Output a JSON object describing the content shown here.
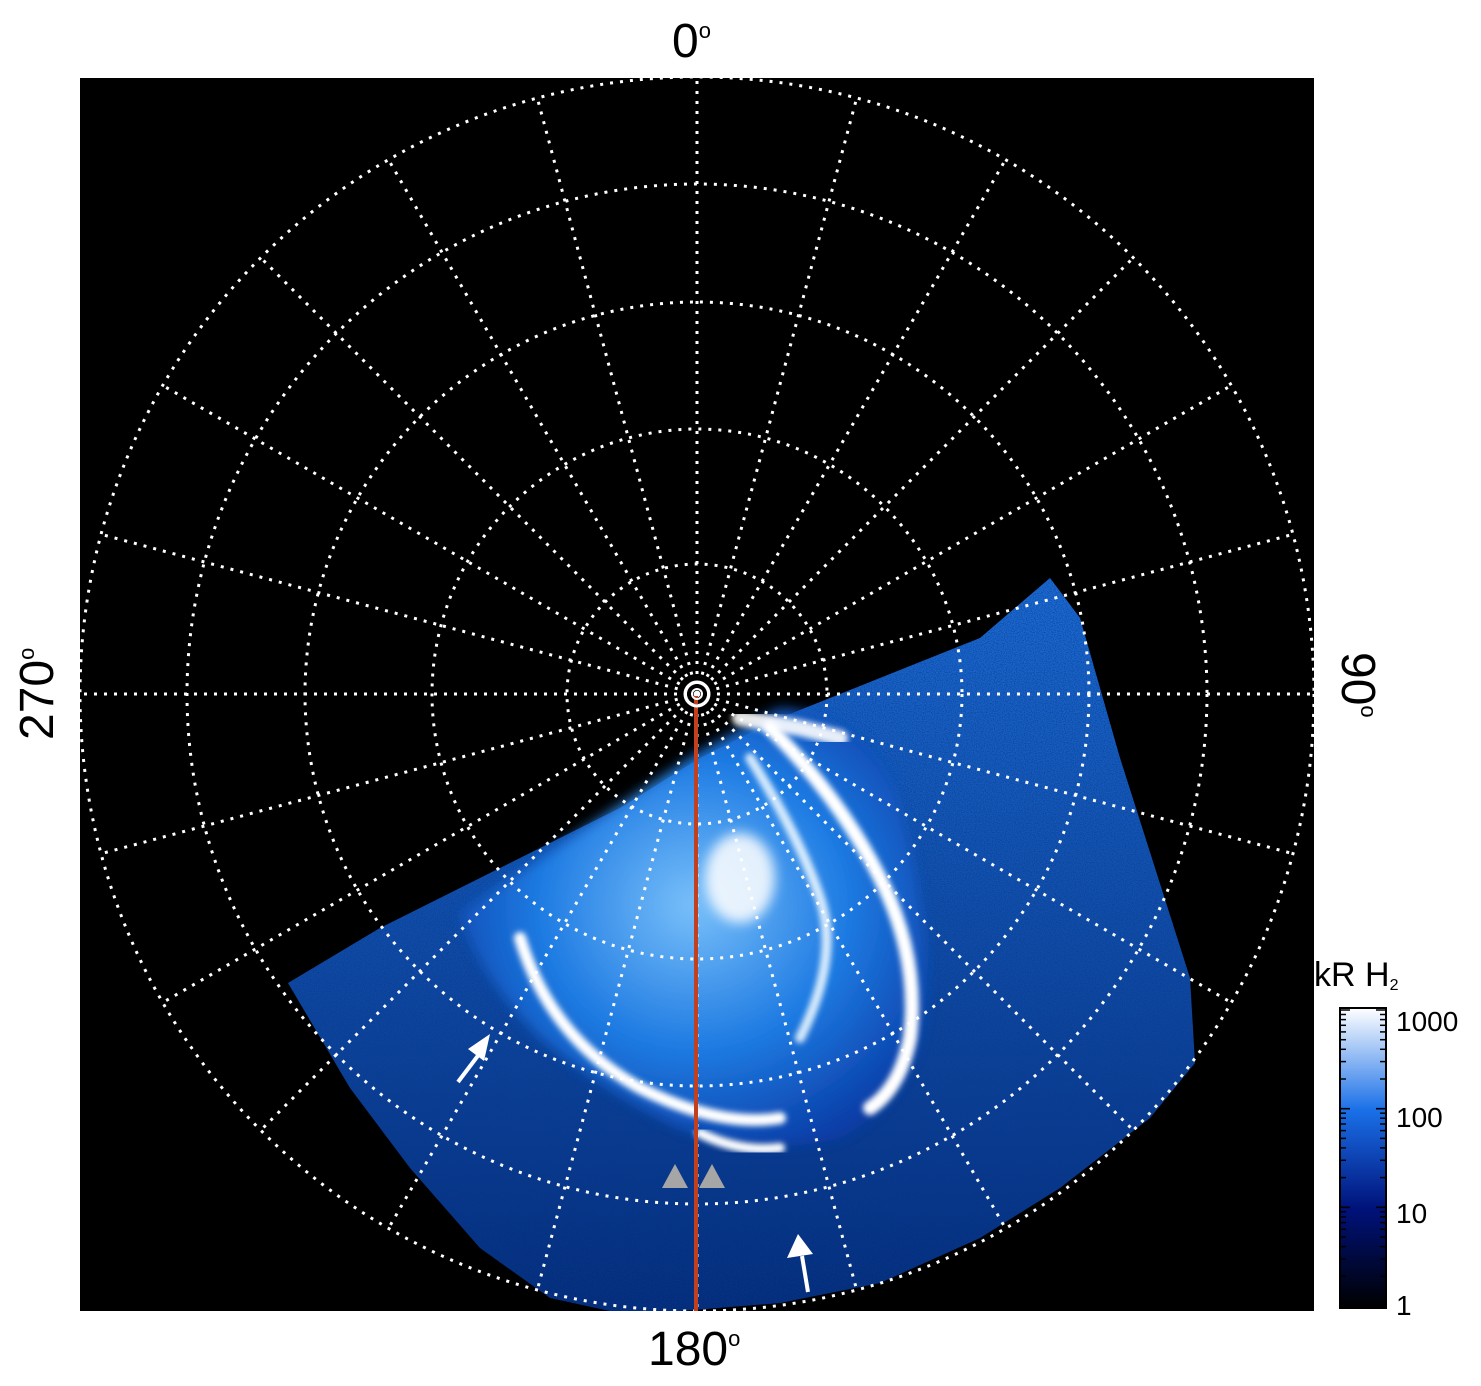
{
  "axes": {
    "top": {
      "value": "0",
      "unit": "o"
    },
    "right": {
      "value": "90",
      "unit": "o"
    },
    "bottom": {
      "value": "180",
      "unit": "o"
    },
    "left": {
      "value": "270",
      "unit": "o"
    }
  },
  "colorbar": {
    "title": "kR H",
    "title_subscript": "2",
    "scale": "log",
    "ticks": [
      "1000",
      "100",
      "10",
      "1"
    ],
    "tick_values": [
      1000,
      100,
      10,
      1
    ],
    "colors": [
      "#000000",
      "#00127a",
      "#1a70e8",
      "#ffffff"
    ]
  },
  "map": {
    "background": "#000000",
    "grid_color": "#ffffff",
    "meridian_line_color": "#c2401e",
    "arrow_color": "#ffffff",
    "marker_color": "#a6a6a6"
  }
}
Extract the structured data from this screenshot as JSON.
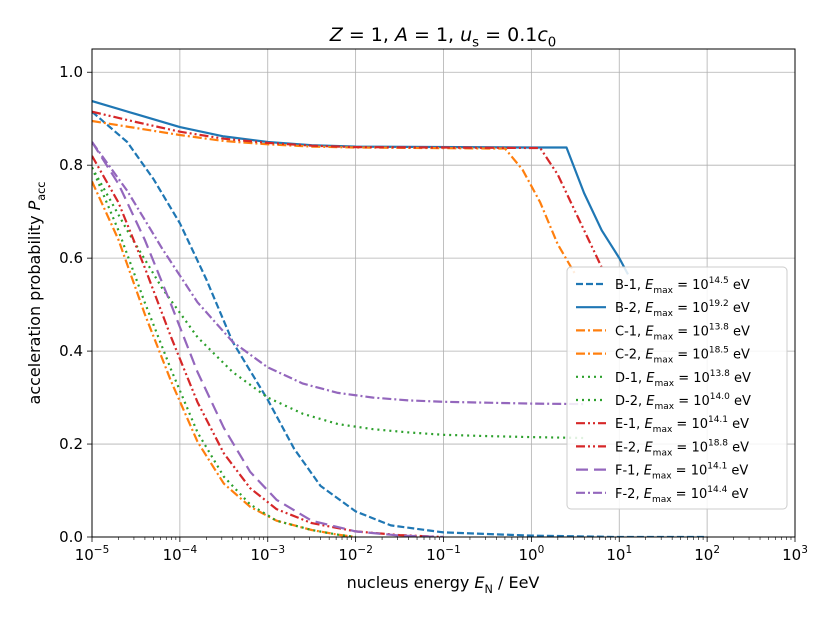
{
  "chart_data": {
    "type": "line",
    "title": {
      "parts": [
        {
          "t": "Z",
          "style": "italic"
        },
        {
          "t": " = 1, "
        },
        {
          "t": "A",
          "style": "italic"
        },
        {
          "t": " = 1, "
        },
        {
          "t": "u",
          "style": "italic"
        },
        {
          "t": "s",
          "shift": "sub"
        },
        {
          "t": " = 0.1"
        },
        {
          "t": "c",
          "style": "italic"
        },
        {
          "t": "0",
          "shift": "sub"
        }
      ]
    },
    "xlabel": {
      "parts": [
        {
          "t": "nucleus energy "
        },
        {
          "t": "E",
          "style": "italic"
        },
        {
          "t": "N",
          "shift": "sub"
        },
        {
          "t": " / EeV"
        }
      ]
    },
    "ylabel": {
      "parts": [
        {
          "t": "acceleration probability "
        },
        {
          "t": "P",
          "style": "italic"
        },
        {
          "t": "acc",
          "shift": "sub"
        }
      ]
    },
    "xscale": "log",
    "xlim_log10": [
      -5,
      3
    ],
    "ylim": [
      0.0,
      1.05
    ],
    "grid": true,
    "legend_location": "right",
    "xticks": [
      {
        "base": "10",
        "exp": "−5"
      },
      {
        "base": "10",
        "exp": "−4"
      },
      {
        "base": "10",
        "exp": "−3"
      },
      {
        "base": "10",
        "exp": "−2"
      },
      {
        "base": "10",
        "exp": "−1"
      },
      {
        "base": "10",
        "exp": "0"
      },
      {
        "base": "10",
        "exp": "1"
      },
      {
        "base": "10",
        "exp": "2"
      },
      {
        "base": "10",
        "exp": "3"
      }
    ],
    "yticks": [
      "0.0",
      "0.2",
      "0.4",
      "0.6",
      "0.8",
      "1.0"
    ],
    "series": [
      {
        "name": "B-1",
        "emax_exp": "14.5",
        "color": "#1f77b4",
        "dash": "dashed",
        "points": [
          [
            -5,
            0.915
          ],
          [
            -4.6,
            0.85
          ],
          [
            -4.3,
            0.77
          ],
          [
            -4,
            0.675
          ],
          [
            -3.7,
            0.555
          ],
          [
            -3.4,
            0.42
          ],
          [
            -3,
            0.295
          ],
          [
            -2.7,
            0.19
          ],
          [
            -2.4,
            0.11
          ],
          [
            -2,
            0.055
          ],
          [
            -1.6,
            0.025
          ],
          [
            -1,
            0.01
          ],
          [
            0,
            0.003
          ],
          [
            1,
            0.0
          ],
          [
            2,
            0.0
          ]
        ]
      },
      {
        "name": "B-2",
        "emax_exp": "19.2",
        "color": "#1f77b4",
        "dash": "solid",
        "points": [
          [
            -5,
            0.938
          ],
          [
            -4.5,
            0.91
          ],
          [
            -4,
            0.882
          ],
          [
            -3.5,
            0.862
          ],
          [
            -3,
            0.85
          ],
          [
            -2.5,
            0.843
          ],
          [
            -2,
            0.84
          ],
          [
            0,
            0.838
          ],
          [
            0.4,
            0.838
          ],
          [
            0.6,
            0.74
          ],
          [
            0.8,
            0.66
          ],
          [
            1.0,
            0.6
          ],
          [
            1.1,
            0.565
          ]
        ]
      },
      {
        "name": "C-1",
        "emax_exp": "13.8",
        "color": "#ff7f0e",
        "dash": "dashdot",
        "points": [
          [
            -5,
            0.765
          ],
          [
            -4.7,
            0.64
          ],
          [
            -4.4,
            0.48
          ],
          [
            -4.1,
            0.335
          ],
          [
            -3.8,
            0.205
          ],
          [
            -3.5,
            0.115
          ],
          [
            -3.2,
            0.065
          ],
          [
            -2.9,
            0.035
          ],
          [
            -2.5,
            0.015
          ],
          [
            -2.2,
            0.005
          ],
          [
            -2,
            0.0
          ]
        ]
      },
      {
        "name": "C-2",
        "emax_exp": "18.5",
        "color": "#ff7f0e",
        "dash": "dashdot",
        "points": [
          [
            -5,
            0.895
          ],
          [
            -4.5,
            0.88
          ],
          [
            -4,
            0.865
          ],
          [
            -3.5,
            0.852
          ],
          [
            -3,
            0.845
          ],
          [
            -2.5,
            0.84
          ],
          [
            -2,
            0.838
          ],
          [
            -0.5,
            0.836
          ],
          [
            -0.3,
            0.836
          ],
          [
            -0.1,
            0.79
          ],
          [
            0.1,
            0.72
          ],
          [
            0.3,
            0.63
          ],
          [
            0.5,
            0.565
          ]
        ]
      },
      {
        "name": "D-1",
        "emax_exp": "13.8",
        "color": "#2ca02c",
        "dash": "dotted",
        "points": [
          [
            -5,
            0.795
          ],
          [
            -4.7,
            0.66
          ],
          [
            -4.4,
            0.505
          ],
          [
            -4.1,
            0.36
          ],
          [
            -3.8,
            0.225
          ],
          [
            -3.5,
            0.13
          ],
          [
            -3.2,
            0.07
          ],
          [
            -2.9,
            0.035
          ],
          [
            -2.5,
            0.015
          ],
          [
            -2.2,
            0.005
          ],
          [
            -2,
            0.0
          ]
        ]
      },
      {
        "name": "D-2",
        "emax_exp": "14.0",
        "color": "#2ca02c",
        "dash": "dotted",
        "points": [
          [
            -5,
            0.795
          ],
          [
            -4.6,
            0.66
          ],
          [
            -4.2,
            0.535
          ],
          [
            -3.8,
            0.43
          ],
          [
            -3.4,
            0.355
          ],
          [
            -3,
            0.3
          ],
          [
            -2.6,
            0.265
          ],
          [
            -2.2,
            0.243
          ],
          [
            -1.8,
            0.232
          ],
          [
            -1.4,
            0.225
          ],
          [
            -1,
            0.22
          ],
          [
            -0.5,
            0.217
          ],
          [
            0,
            0.215
          ],
          [
            0.6,
            0.213
          ]
        ]
      },
      {
        "name": "E-1",
        "emax_exp": "14.1",
        "color": "#d62728",
        "dash": "dashdotdot",
        "points": [
          [
            -5,
            0.82
          ],
          [
            -4.7,
            0.72
          ],
          [
            -4.4,
            0.58
          ],
          [
            -4.1,
            0.43
          ],
          [
            -3.8,
            0.29
          ],
          [
            -3.5,
            0.18
          ],
          [
            -3.2,
            0.105
          ],
          [
            -2.9,
            0.06
          ],
          [
            -2.5,
            0.03
          ],
          [
            -2,
            0.012
          ],
          [
            -1.5,
            0.004
          ],
          [
            -1,
            0.0
          ]
        ]
      },
      {
        "name": "E-2",
        "emax_exp": "18.8",
        "color": "#d62728",
        "dash": "dashdotdot",
        "points": [
          [
            -5,
            0.915
          ],
          [
            -4.5,
            0.893
          ],
          [
            -4,
            0.872
          ],
          [
            -3.5,
            0.857
          ],
          [
            -3,
            0.848
          ],
          [
            -2.5,
            0.842
          ],
          [
            -2,
            0.839
          ],
          [
            0,
            0.837
          ],
          [
            0.1,
            0.837
          ],
          [
            0.3,
            0.78
          ],
          [
            0.5,
            0.7
          ],
          [
            0.7,
            0.62
          ],
          [
            0.8,
            0.58
          ]
        ]
      },
      {
        "name": "F-1",
        "emax_exp": "14.1",
        "color": "#9467bd",
        "dash": "longdash",
        "points": [
          [
            -5,
            0.85
          ],
          [
            -4.7,
            0.76
          ],
          [
            -4.4,
            0.64
          ],
          [
            -4.1,
            0.5
          ],
          [
            -3.8,
            0.355
          ],
          [
            -3.5,
            0.235
          ],
          [
            -3.2,
            0.14
          ],
          [
            -2.9,
            0.08
          ],
          [
            -2.5,
            0.035
          ],
          [
            -2,
            0.012
          ],
          [
            -1.5,
            0.003
          ],
          [
            -1,
            0.0
          ]
        ]
      },
      {
        "name": "F-2",
        "emax_exp": "14.4",
        "color": "#9467bd",
        "dash": "dashdot",
        "points": [
          [
            -5,
            0.85
          ],
          [
            -4.6,
            0.745
          ],
          [
            -4.2,
            0.62
          ],
          [
            -3.8,
            0.505
          ],
          [
            -3.4,
            0.42
          ],
          [
            -3,
            0.365
          ],
          [
            -2.6,
            0.33
          ],
          [
            -2.2,
            0.31
          ],
          [
            -1.8,
            0.3
          ],
          [
            -1.4,
            0.294
          ],
          [
            -1,
            0.291
          ],
          [
            -0.5,
            0.289
          ],
          [
            0,
            0.287
          ],
          [
            0.6,
            0.286
          ]
        ]
      }
    ],
    "legend": {
      "emax_label": "E",
      "emax_sub": "max",
      "emax_base": "10",
      "emax_unit": "eV"
    }
  }
}
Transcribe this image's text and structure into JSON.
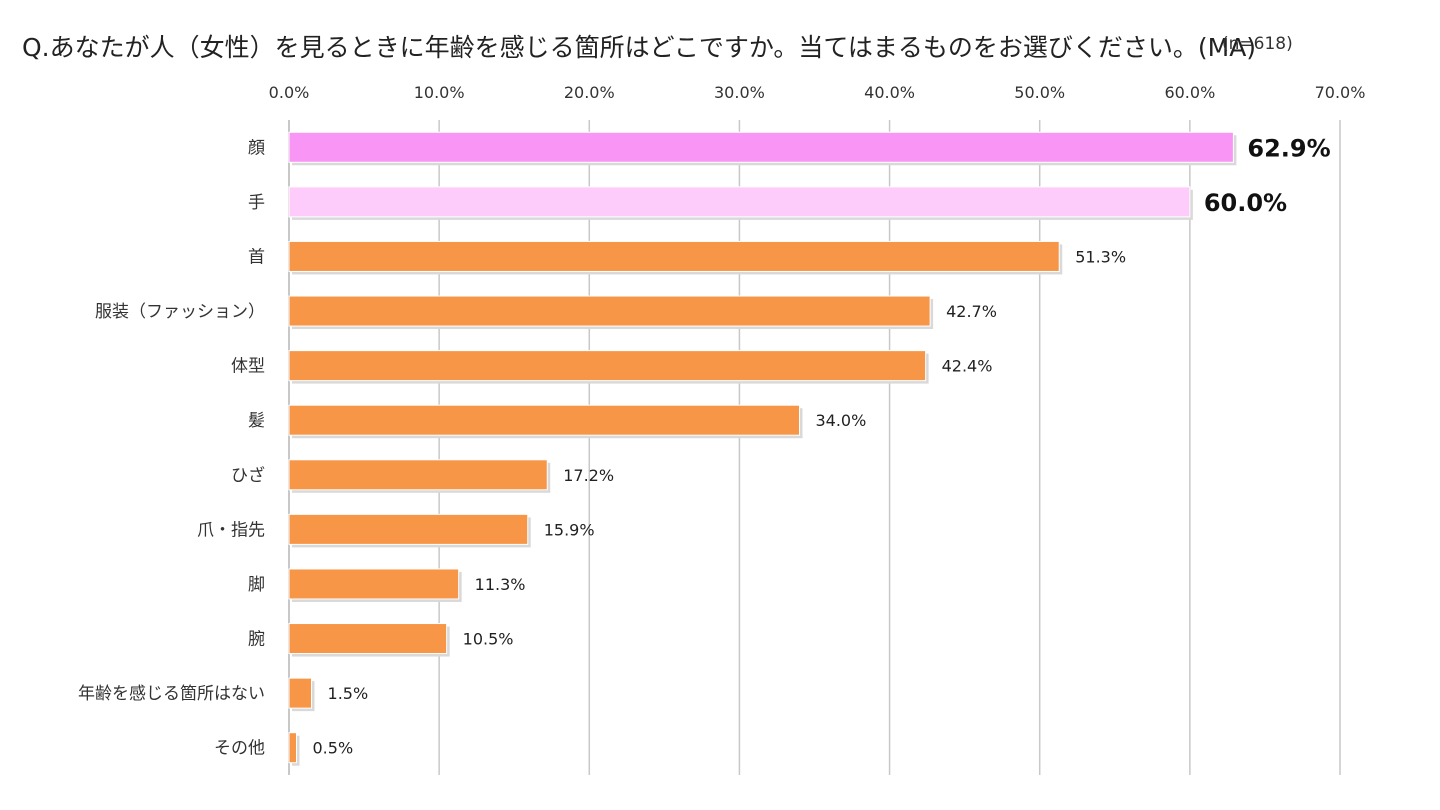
{
  "chart_data": {
    "type": "bar",
    "orientation": "horizontal",
    "title": "Q.あなたが人（女性）を見るときに年齢を感じる箇所はどこですか。当てはまるものをお選びください。(MA)",
    "note": "(n=618)",
    "xlim": [
      0,
      70
    ],
    "xticks": [
      "0.0%",
      "10.0%",
      "20.0%",
      "30.0%",
      "40.0%",
      "50.0%",
      "60.0%",
      "70.0%"
    ],
    "grid": true,
    "categories": [
      "顔",
      "手",
      "首",
      "服装（ファッション）",
      "体型",
      "髪",
      "ひざ",
      "爪・指先",
      "脚",
      "腕",
      "年齢を感じる箇所はない",
      "その他"
    ],
    "values": [
      62.9,
      60.0,
      51.3,
      42.7,
      42.4,
      34.0,
      17.2,
      15.9,
      11.3,
      10.5,
      1.5,
      0.5
    ],
    "value_labels": [
      "62.9%",
      "60.0%",
      "51.3%",
      "42.7%",
      "42.4%",
      "34.0%",
      "17.2%",
      "15.9%",
      "11.3%",
      "10.5%",
      "1.5%",
      "0.5%"
    ],
    "highlight": [
      true,
      true,
      false,
      false,
      false,
      false,
      false,
      false,
      false,
      false,
      false,
      false
    ],
    "bar_colors": [
      "#f996f5",
      "#fdccfb",
      "#f79646",
      "#f79646",
      "#f79646",
      "#f79646",
      "#f79646",
      "#f79646",
      "#f79646",
      "#f79646",
      "#f79646",
      "#f79646"
    ],
    "gridline_color": "#c8c8c8"
  }
}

***

◆ TASK GOAL:
Everything from the line that contains "Transcribe this image's" to the final line of the data is to be duplicated exactly, both ends included, except the pictures.

◆ ANSWER TO THIS TASK:
Transcribe this image's text and structure into JSON.
{
  "chart_data": {
    "type": "bar",
    "orientation": "horizontal",
    "title": "Q.あなたが人（女性）を見るときに年齢を感じる箇所はどこですか。当てはまるものをお選びください。(MA)",
    "note": "(n=618)",
    "xlim": [
      0,
      70
    ],
    "xticks": [
      "0.0%",
      "10.0%",
      "20.0%",
      "30.0%",
      "40.0%",
      "50.0%",
      "60.0%",
      "70.0%"
    ],
    "grid": true,
    "categories": [
      "顔",
      "手",
      "首",
      "服装（ファッション）",
      "体型",
      "髪",
      "ひざ",
      "爪・指先",
      "脚",
      "腕",
      "年齢を感じる箇所はない",
      "その他"
    ],
    "values": [
      62.9,
      60.0,
      51.3,
      42.7,
      42.4,
      34.0,
      17.2,
      15.9,
      11.3,
      10.5,
      1.5,
      0.5
    ],
    "value_labels": [
      "62.9%",
      "60.0%",
      "51.3%",
      "42.7%",
      "42.4%",
      "34.0%",
      "17.2%",
      "15.9%",
      "11.3%",
      "10.5%",
      "1.5%",
      "0.5%"
    ],
    "highlight": [
      true,
      true,
      false,
      false,
      false,
      false,
      false,
      false,
      false,
      false,
      false,
      false
    ],
    "bar_colors": [
      "#f996f5",
      "#fdccfb",
      "#f79646",
      "#f79646",
      "#f79646",
      "#f79646",
      "#f79646",
      "#f79646",
      "#f79646",
      "#f79646",
      "#f79646",
      "#f79646"
    ],
    "gridline_color": "#c8c8c8"
  }
}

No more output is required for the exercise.